Stored entries:
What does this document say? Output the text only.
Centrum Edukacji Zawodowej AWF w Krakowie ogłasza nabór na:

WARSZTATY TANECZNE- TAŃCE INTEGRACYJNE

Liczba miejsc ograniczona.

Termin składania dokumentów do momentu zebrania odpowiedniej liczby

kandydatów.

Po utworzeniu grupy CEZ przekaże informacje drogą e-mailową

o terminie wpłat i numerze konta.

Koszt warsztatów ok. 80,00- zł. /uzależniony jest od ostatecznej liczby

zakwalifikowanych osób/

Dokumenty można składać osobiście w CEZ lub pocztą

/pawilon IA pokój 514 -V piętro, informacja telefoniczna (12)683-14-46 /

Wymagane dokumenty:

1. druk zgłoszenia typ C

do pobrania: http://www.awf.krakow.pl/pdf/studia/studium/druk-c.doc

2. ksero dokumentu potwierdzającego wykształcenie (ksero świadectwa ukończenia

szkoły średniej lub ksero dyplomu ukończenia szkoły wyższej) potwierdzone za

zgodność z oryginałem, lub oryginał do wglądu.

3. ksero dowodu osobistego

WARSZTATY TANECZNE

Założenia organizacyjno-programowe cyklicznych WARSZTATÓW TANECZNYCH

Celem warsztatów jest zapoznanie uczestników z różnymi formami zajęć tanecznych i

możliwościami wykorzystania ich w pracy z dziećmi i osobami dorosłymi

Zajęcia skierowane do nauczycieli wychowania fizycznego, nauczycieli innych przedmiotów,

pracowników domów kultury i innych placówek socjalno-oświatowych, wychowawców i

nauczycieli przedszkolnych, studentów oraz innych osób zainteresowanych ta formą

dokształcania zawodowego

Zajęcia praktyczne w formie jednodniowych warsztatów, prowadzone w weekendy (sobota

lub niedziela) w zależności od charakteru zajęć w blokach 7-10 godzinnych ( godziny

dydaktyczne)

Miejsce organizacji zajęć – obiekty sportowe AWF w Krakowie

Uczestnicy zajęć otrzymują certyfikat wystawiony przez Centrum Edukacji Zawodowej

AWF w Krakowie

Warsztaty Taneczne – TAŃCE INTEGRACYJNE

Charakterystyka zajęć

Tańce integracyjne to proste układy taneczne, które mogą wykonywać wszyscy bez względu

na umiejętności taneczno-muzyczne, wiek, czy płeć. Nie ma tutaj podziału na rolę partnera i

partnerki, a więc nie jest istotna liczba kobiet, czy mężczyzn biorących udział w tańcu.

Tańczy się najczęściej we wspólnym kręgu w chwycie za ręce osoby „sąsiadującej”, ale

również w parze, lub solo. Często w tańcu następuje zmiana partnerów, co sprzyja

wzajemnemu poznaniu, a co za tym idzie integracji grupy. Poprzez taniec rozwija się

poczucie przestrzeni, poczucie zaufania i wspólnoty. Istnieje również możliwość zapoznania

...

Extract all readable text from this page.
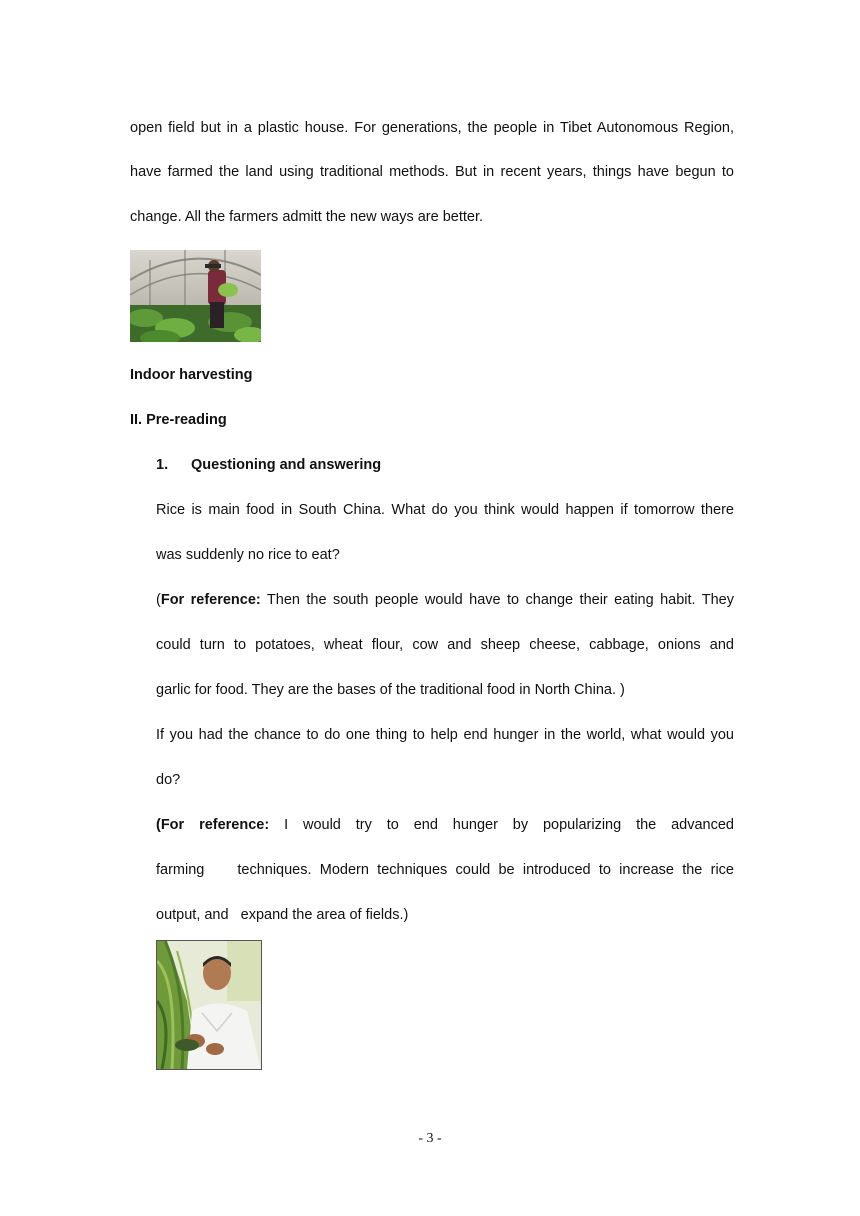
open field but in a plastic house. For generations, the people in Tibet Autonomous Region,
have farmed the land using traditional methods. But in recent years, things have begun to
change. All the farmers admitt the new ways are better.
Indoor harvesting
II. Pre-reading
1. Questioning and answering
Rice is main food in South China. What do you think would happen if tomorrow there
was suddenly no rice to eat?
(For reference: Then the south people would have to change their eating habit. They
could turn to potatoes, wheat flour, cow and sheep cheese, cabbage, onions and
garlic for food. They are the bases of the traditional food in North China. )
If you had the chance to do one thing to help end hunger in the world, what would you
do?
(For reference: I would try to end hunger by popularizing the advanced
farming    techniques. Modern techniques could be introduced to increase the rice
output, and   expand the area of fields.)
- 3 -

§ Brief:
Reproduce each line of the entries in which the word "zajęć" is found.

§ Solution:
Celem warsztatów jest zapoznanie uczestników z różnymi formami zajęć tanecznych i
lub niedziela) w zależności od charakteru zajęć w blokach 7-10 godzinnych ( godziny
Miejsce organizacji zajęć – obiekty sportowe AWF w Krakowie
Uczestnicy zajęć otrzymują certyfikat wystawiony przez Centrum Edukacji Zawodowej
Charakterystyka zajęć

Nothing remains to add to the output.